◆ Problem statement: Scan the lines and state how many carry "unit". Leave out everything but the number.
'''
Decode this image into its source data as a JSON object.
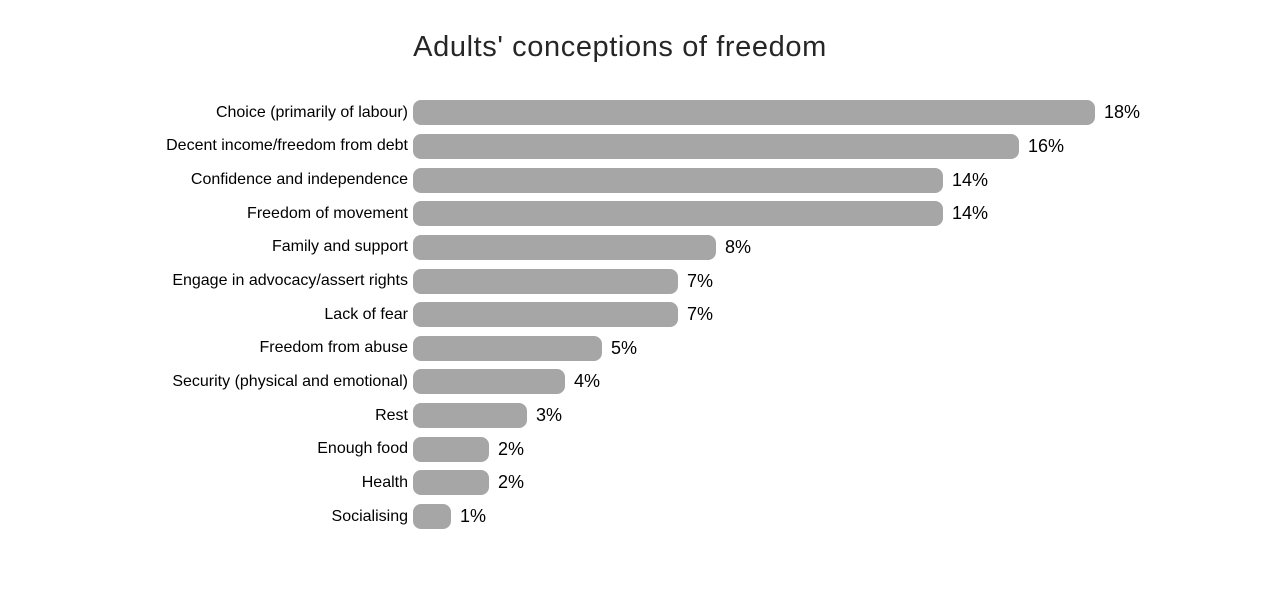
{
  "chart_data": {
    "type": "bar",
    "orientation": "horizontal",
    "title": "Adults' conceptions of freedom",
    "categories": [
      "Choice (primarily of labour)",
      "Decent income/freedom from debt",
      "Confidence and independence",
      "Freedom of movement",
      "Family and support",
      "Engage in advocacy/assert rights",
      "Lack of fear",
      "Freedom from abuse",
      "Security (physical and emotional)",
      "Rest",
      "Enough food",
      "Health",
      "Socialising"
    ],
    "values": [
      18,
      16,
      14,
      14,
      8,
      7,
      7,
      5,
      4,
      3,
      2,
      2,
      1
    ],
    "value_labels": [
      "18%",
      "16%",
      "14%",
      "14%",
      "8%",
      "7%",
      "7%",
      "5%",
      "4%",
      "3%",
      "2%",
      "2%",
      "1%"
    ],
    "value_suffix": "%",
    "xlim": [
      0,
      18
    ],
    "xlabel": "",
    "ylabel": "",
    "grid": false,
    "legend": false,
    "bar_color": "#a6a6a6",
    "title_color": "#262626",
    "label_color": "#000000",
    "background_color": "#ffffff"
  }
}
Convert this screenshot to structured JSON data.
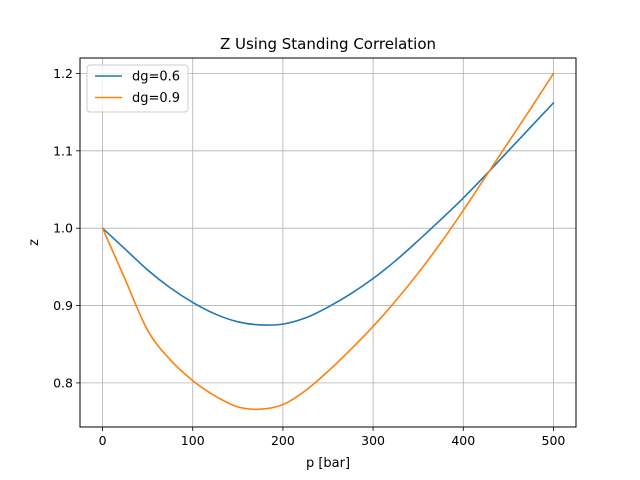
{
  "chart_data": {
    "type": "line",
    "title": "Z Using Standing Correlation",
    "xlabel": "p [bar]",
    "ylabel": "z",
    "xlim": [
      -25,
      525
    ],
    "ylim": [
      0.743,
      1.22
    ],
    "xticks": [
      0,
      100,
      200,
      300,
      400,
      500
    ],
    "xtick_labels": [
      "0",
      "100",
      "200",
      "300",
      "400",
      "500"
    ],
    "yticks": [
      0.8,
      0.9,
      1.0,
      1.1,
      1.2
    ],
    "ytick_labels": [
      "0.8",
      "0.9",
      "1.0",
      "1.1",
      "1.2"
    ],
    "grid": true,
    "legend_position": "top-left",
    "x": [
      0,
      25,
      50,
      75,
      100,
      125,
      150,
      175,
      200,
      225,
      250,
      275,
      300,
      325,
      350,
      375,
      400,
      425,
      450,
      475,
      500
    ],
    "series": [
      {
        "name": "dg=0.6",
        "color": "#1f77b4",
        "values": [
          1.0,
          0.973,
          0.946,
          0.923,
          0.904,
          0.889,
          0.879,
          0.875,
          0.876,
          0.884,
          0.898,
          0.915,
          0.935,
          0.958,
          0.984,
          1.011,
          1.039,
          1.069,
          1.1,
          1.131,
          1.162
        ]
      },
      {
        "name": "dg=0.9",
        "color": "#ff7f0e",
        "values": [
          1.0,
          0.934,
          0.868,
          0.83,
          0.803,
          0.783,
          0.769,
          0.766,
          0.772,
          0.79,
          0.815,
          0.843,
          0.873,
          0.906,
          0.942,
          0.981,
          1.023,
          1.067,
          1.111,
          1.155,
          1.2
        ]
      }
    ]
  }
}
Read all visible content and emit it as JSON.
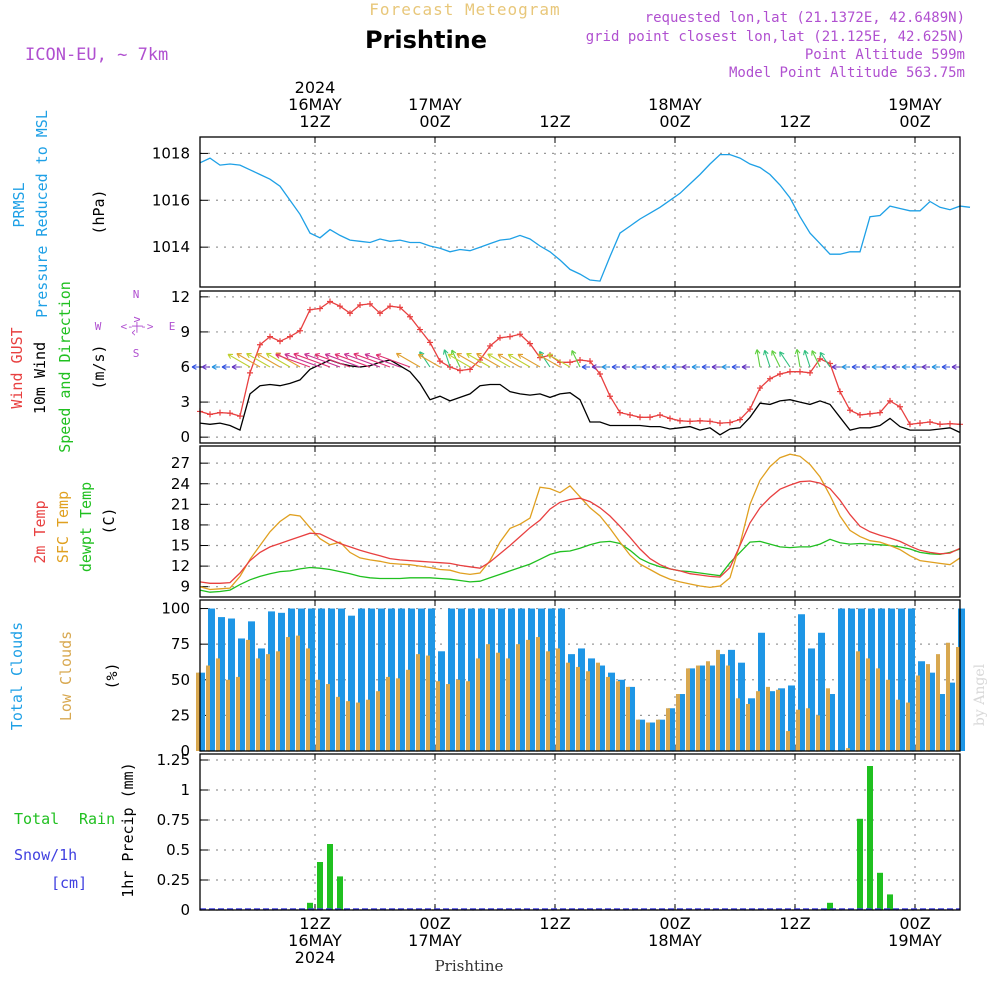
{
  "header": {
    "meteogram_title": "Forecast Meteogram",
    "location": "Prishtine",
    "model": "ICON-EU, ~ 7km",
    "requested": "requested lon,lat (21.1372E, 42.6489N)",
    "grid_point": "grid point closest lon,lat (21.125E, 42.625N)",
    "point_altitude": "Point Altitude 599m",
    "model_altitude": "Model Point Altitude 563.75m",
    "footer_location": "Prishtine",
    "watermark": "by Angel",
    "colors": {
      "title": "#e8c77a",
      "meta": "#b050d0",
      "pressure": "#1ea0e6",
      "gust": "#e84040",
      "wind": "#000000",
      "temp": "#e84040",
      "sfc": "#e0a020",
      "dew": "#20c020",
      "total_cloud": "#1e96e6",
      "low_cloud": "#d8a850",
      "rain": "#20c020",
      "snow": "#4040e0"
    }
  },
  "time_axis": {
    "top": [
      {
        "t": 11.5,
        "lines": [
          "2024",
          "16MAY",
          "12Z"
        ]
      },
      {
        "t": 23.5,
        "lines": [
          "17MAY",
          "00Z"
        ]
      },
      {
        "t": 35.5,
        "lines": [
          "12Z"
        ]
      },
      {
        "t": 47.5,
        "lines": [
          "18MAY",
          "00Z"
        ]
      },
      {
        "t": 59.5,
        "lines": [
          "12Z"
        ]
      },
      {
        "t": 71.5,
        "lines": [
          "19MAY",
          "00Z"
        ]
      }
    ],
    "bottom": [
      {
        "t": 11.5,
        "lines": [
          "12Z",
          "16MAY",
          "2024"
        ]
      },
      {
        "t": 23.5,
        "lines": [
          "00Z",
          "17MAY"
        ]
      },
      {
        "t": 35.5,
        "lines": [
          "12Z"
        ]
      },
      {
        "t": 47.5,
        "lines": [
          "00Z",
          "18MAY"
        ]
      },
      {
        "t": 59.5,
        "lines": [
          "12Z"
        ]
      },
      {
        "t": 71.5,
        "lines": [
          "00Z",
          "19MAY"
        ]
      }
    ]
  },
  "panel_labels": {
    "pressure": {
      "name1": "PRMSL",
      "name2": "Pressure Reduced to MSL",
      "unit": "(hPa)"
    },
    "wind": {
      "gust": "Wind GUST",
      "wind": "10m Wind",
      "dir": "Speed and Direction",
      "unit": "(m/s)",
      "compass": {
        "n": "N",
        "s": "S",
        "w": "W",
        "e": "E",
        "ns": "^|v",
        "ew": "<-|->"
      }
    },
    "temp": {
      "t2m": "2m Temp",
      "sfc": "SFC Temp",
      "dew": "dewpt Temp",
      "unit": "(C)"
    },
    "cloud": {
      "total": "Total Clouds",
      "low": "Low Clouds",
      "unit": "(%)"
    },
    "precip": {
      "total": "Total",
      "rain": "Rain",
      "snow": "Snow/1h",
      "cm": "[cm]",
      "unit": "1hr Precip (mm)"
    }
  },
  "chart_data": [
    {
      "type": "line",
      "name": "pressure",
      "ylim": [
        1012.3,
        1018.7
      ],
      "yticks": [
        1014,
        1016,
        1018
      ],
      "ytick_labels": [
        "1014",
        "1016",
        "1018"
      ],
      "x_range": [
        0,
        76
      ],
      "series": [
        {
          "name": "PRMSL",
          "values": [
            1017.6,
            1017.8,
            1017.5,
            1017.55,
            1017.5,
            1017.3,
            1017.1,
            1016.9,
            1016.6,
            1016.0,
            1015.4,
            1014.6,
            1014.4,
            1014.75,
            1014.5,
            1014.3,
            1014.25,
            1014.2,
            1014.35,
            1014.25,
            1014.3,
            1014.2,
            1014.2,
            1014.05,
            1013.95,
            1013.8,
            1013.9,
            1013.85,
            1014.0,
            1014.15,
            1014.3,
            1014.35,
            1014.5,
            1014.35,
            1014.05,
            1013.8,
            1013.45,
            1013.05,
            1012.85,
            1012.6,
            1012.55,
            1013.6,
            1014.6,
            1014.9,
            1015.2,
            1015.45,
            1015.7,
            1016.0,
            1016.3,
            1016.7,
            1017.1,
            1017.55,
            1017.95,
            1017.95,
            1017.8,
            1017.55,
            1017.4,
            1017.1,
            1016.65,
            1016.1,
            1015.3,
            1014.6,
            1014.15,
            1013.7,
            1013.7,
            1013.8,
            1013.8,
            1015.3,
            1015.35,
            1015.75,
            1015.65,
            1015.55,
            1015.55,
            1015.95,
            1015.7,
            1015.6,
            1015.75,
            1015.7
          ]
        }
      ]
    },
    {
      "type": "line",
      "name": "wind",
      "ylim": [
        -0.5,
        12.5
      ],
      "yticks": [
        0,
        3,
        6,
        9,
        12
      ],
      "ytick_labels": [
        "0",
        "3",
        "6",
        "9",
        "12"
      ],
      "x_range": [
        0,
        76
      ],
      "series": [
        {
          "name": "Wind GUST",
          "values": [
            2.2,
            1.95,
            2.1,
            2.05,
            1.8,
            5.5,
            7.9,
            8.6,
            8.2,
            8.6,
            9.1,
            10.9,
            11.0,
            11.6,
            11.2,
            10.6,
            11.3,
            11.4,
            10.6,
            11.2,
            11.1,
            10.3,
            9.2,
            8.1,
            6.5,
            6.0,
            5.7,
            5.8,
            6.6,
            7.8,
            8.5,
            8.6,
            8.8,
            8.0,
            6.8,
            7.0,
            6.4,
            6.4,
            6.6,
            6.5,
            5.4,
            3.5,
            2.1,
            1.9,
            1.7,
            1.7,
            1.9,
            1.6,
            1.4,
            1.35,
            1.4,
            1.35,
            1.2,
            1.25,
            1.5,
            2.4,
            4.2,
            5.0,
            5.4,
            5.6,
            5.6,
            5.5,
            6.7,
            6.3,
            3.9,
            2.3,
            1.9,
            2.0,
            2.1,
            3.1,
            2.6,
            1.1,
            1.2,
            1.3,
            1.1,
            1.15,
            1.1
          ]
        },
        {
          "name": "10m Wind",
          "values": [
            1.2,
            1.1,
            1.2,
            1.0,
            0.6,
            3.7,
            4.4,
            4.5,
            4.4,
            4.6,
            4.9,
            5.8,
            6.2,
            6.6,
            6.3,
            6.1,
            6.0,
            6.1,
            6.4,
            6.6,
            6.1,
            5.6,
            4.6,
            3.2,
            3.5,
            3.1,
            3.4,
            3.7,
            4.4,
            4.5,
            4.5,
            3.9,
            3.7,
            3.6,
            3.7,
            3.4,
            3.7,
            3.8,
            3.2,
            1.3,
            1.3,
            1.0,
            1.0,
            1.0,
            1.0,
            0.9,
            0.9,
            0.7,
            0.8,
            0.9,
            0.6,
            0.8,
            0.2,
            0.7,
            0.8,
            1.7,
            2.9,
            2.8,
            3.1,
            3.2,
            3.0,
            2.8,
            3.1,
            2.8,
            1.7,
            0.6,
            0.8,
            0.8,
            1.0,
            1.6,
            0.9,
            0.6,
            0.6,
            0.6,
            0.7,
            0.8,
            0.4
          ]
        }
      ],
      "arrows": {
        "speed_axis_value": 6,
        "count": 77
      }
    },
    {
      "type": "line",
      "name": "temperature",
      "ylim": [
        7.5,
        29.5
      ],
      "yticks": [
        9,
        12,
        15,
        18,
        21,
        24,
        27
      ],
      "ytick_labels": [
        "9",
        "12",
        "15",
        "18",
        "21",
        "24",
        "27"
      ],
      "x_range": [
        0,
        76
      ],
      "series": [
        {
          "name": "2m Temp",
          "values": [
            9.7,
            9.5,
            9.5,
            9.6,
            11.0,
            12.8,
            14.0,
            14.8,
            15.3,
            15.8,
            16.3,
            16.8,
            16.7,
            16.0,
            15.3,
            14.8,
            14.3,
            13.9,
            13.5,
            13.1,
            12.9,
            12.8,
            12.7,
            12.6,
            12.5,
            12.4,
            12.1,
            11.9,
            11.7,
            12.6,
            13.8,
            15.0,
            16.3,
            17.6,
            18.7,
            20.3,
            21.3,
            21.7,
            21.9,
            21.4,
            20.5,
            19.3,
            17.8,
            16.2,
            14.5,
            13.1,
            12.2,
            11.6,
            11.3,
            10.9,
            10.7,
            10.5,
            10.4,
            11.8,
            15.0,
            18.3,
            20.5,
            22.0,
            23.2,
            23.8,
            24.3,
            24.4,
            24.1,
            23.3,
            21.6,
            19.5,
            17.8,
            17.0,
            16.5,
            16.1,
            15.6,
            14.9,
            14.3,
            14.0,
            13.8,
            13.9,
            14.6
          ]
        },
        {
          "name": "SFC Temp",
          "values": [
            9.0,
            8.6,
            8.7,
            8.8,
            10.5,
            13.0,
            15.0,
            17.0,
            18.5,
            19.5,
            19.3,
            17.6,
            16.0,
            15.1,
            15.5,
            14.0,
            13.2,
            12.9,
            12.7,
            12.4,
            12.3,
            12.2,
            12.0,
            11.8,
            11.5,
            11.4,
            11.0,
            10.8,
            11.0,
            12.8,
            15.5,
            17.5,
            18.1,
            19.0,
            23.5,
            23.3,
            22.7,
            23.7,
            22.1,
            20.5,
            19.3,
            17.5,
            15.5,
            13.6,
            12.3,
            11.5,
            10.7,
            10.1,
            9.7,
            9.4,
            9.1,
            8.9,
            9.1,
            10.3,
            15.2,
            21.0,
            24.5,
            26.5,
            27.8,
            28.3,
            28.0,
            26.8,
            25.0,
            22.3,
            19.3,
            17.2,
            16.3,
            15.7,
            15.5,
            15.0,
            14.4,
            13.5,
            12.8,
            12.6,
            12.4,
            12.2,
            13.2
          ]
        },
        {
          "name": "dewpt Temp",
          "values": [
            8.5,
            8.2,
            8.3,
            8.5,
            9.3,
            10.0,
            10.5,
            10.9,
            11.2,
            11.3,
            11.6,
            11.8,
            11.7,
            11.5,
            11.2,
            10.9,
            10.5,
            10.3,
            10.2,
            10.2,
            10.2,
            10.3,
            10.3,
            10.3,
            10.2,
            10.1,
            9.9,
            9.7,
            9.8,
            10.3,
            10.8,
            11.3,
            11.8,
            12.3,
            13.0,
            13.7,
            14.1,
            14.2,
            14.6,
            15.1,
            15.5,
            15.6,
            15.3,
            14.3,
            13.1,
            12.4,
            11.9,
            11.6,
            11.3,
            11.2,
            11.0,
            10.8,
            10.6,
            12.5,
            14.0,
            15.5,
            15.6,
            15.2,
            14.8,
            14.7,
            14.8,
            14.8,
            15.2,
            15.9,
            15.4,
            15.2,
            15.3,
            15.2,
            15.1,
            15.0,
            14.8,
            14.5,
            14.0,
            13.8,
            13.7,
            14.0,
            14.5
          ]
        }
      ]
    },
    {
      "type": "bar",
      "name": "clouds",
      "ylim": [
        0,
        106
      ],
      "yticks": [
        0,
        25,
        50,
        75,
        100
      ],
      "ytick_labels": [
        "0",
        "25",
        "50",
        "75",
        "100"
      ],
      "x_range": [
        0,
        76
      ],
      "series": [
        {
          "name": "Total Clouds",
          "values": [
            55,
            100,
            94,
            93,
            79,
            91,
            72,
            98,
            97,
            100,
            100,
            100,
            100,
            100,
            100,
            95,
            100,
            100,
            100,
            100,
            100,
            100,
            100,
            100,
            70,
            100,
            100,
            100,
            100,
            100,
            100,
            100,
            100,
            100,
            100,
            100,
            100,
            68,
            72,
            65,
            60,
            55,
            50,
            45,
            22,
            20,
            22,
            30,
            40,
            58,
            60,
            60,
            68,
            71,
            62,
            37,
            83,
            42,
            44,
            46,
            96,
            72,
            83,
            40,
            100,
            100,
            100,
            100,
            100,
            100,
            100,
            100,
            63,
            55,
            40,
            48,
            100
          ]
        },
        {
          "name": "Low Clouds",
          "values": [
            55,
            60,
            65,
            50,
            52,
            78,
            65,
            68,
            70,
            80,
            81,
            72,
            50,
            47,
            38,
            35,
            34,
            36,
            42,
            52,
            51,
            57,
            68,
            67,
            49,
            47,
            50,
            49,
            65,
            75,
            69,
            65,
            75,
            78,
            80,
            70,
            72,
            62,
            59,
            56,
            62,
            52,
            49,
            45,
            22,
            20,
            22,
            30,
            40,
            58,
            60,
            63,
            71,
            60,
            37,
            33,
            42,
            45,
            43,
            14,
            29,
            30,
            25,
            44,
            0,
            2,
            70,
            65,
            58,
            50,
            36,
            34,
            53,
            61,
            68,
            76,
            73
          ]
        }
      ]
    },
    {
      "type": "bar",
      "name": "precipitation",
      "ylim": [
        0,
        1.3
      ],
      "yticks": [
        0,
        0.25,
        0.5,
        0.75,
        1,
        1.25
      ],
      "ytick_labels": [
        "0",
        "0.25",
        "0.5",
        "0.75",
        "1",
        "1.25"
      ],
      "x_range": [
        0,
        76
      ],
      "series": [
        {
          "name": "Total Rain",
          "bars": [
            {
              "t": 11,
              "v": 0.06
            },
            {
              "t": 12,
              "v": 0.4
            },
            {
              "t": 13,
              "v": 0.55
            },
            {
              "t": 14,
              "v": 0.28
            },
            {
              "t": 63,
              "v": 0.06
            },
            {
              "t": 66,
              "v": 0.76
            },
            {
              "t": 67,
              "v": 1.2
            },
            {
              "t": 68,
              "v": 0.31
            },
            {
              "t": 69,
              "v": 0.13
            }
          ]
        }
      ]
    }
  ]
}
'''
◆ Answer for the task: 5